start

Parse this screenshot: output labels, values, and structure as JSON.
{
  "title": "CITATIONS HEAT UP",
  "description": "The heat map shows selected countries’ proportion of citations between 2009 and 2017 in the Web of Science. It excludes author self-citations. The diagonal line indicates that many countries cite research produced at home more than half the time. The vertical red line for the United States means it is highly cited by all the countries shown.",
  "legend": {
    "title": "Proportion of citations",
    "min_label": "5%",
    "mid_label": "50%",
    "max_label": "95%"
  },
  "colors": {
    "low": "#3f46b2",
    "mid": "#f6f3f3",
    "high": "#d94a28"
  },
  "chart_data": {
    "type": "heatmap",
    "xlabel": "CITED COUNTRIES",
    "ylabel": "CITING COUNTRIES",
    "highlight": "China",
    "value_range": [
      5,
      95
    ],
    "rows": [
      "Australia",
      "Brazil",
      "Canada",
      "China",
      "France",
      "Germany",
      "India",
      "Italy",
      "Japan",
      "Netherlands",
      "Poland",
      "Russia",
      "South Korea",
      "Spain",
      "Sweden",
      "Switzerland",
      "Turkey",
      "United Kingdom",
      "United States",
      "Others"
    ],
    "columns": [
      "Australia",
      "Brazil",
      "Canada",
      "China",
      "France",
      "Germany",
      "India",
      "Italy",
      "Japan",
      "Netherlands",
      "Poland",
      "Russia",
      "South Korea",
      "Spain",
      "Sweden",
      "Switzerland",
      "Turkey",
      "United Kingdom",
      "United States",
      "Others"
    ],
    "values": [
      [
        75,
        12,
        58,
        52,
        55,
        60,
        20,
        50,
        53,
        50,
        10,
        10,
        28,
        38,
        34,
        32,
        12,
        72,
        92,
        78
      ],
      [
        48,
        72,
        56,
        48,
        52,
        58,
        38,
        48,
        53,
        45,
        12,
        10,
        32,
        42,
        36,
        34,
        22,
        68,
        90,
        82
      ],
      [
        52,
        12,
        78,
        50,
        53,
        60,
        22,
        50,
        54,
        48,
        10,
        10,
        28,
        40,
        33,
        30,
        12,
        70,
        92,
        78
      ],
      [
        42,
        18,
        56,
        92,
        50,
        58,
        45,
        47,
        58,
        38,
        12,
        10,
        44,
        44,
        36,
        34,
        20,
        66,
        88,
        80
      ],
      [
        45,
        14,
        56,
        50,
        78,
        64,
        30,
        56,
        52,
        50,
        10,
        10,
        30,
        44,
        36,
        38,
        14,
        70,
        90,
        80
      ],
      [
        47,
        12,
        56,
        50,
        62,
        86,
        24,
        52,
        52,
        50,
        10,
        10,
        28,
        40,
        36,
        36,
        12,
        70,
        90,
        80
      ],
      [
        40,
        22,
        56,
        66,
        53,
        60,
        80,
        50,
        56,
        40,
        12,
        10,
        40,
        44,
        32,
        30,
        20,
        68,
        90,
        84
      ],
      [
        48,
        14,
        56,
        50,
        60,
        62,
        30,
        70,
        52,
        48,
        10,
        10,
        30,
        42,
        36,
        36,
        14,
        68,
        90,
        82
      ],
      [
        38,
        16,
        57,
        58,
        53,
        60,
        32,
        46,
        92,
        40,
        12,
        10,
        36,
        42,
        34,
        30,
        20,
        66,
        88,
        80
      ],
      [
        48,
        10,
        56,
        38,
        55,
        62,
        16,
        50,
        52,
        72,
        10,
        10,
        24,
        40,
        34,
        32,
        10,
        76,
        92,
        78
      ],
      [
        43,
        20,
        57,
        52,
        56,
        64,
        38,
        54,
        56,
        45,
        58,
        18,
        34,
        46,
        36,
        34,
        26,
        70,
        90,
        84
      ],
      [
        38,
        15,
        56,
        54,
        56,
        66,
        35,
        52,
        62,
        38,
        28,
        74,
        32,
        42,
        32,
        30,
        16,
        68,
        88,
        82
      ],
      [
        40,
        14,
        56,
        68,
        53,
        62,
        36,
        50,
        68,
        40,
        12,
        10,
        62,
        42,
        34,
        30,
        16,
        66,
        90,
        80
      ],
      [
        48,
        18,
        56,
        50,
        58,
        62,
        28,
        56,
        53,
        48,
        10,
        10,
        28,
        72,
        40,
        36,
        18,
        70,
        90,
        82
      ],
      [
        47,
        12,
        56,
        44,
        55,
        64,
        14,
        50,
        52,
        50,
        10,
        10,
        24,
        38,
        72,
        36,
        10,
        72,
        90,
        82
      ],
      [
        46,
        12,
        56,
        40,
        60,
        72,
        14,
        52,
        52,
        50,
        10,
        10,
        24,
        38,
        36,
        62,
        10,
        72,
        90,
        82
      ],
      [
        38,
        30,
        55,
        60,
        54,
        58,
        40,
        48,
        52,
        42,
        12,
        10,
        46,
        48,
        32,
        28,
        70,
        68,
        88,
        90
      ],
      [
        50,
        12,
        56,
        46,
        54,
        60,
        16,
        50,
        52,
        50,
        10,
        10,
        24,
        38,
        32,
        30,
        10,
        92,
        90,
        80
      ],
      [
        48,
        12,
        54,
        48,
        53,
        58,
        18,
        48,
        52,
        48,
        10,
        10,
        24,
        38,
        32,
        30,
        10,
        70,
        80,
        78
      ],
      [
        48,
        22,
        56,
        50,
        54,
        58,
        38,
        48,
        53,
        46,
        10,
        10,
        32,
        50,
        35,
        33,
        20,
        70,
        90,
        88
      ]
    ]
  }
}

end

# Your objective
Write the entire listing out again, word for word.

# Correct output
Parse this screenshot: output labels, values, and structure as JSON.
{
  "title": "CITATIONS HEAT UP",
  "description": "The heat map shows selected countries’ proportion of citations between 2009 and 2017 in the Web of Science. It excludes author self-citations. The diagonal line indicates that many countries cite research produced at home more than half the time. The vertical red line for the United States means it is highly cited by all the countries shown.",
  "legend": {
    "title": "Proportion of citations",
    "min_label": "5%",
    "mid_label": "50%",
    "max_label": "95%"
  },
  "colors": {
    "low": "#3f46b2",
    "mid": "#f6f3f3",
    "high": "#d94a28"
  },
  "chart_data": {
    "type": "heatmap",
    "xlabel": "CITED COUNTRIES",
    "ylabel": "CITING COUNTRIES",
    "highlight": "China",
    "value_range": [
      5,
      95
    ],
    "rows": [
      "Australia",
      "Brazil",
      "Canada",
      "China",
      "France",
      "Germany",
      "India",
      "Italy",
      "Japan",
      "Netherlands",
      "Poland",
      "Russia",
      "South Korea",
      "Spain",
      "Sweden",
      "Switzerland",
      "Turkey",
      "United Kingdom",
      "United States",
      "Others"
    ],
    "columns": [
      "Australia",
      "Brazil",
      "Canada",
      "China",
      "France",
      "Germany",
      "India",
      "Italy",
      "Japan",
      "Netherlands",
      "Poland",
      "Russia",
      "South Korea",
      "Spain",
      "Sweden",
      "Switzerland",
      "Turkey",
      "United Kingdom",
      "United States",
      "Others"
    ],
    "values": [
      [
        75,
        12,
        58,
        52,
        55,
        60,
        20,
        50,
        53,
        50,
        10,
        10,
        28,
        38,
        34,
        32,
        12,
        72,
        92,
        78
      ],
      [
        48,
        72,
        56,
        48,
        52,
        58,
        38,
        48,
        53,
        45,
        12,
        10,
        32,
        42,
        36,
        34,
        22,
        68,
        90,
        82
      ],
      [
        52,
        12,
        78,
        50,
        53,
        60,
        22,
        50,
        54,
        48,
        10,
        10,
        28,
        40,
        33,
        30,
        12,
        70,
        92,
        78
      ],
      [
        42,
        18,
        56,
        92,
        50,
        58,
        45,
        47,
        58,
        38,
        12,
        10,
        44,
        44,
        36,
        34,
        20,
        66,
        88,
        80
      ],
      [
        45,
        14,
        56,
        50,
        78,
        64,
        30,
        56,
        52,
        50,
        10,
        10,
        30,
        44,
        36,
        38,
        14,
        70,
        90,
        80
      ],
      [
        47,
        12,
        56,
        50,
        62,
        86,
        24,
        52,
        52,
        50,
        10,
        10,
        28,
        40,
        36,
        36,
        12,
        70,
        90,
        80
      ],
      [
        40,
        22,
        56,
        66,
        53,
        60,
        80,
        50,
        56,
        40,
        12,
        10,
        40,
        44,
        32,
        30,
        20,
        68,
        90,
        84
      ],
      [
        48,
        14,
        56,
        50,
        60,
        62,
        30,
        70,
        52,
        48,
        10,
        10,
        30,
        42,
        36,
        36,
        14,
        68,
        90,
        82
      ],
      [
        38,
        16,
        57,
        58,
        53,
        60,
        32,
        46,
        92,
        40,
        12,
        10,
        36,
        42,
        34,
        30,
        20,
        66,
        88,
        80
      ],
      [
        48,
        10,
        56,
        38,
        55,
        62,
        16,
        50,
        52,
        72,
        10,
        10,
        24,
        40,
        34,
        32,
        10,
        76,
        92,
        78
      ],
      [
        43,
        20,
        57,
        52,
        56,
        64,
        38,
        54,
        56,
        45,
        58,
        18,
        34,
        46,
        36,
        34,
        26,
        70,
        90,
        84
      ],
      [
        38,
        15,
        56,
        54,
        56,
        66,
        35,
        52,
        62,
        38,
        28,
        74,
        32,
        42,
        32,
        30,
        16,
        68,
        88,
        82
      ],
      [
        40,
        14,
        56,
        68,
        53,
        62,
        36,
        50,
        68,
        40,
        12,
        10,
        62,
        42,
        34,
        30,
        16,
        66,
        90,
        80
      ],
      [
        48,
        18,
        56,
        50,
        58,
        62,
        28,
        56,
        53,
        48,
        10,
        10,
        28,
        72,
        40,
        36,
        18,
        70,
        90,
        82
      ],
      [
        47,
        12,
        56,
        44,
        55,
        64,
        14,
        50,
        52,
        50,
        10,
        10,
        24,
        38,
        72,
        36,
        10,
        72,
        90,
        82
      ],
      [
        46,
        12,
        56,
        40,
        60,
        72,
        14,
        52,
        52,
        50,
        10,
        10,
        24,
        38,
        36,
        62,
        10,
        72,
        90,
        82
      ],
      [
        38,
        30,
        55,
        60,
        54,
        58,
        40,
        48,
        52,
        42,
        12,
        10,
        46,
        48,
        32,
        28,
        70,
        68,
        88,
        90
      ],
      [
        50,
        12,
        56,
        46,
        54,
        60,
        16,
        50,
        52,
        50,
        10,
        10,
        24,
        38,
        32,
        30,
        10,
        92,
        90,
        80
      ],
      [
        48,
        12,
        54,
        48,
        53,
        58,
        18,
        48,
        52,
        48,
        10,
        10,
        24,
        38,
        32,
        30,
        10,
        70,
        80,
        78
      ],
      [
        48,
        22,
        56,
        50,
        54,
        58,
        38,
        48,
        53,
        46,
        10,
        10,
        32,
        50,
        35,
        33,
        20,
        70,
        90,
        88
      ]
    ]
  }
}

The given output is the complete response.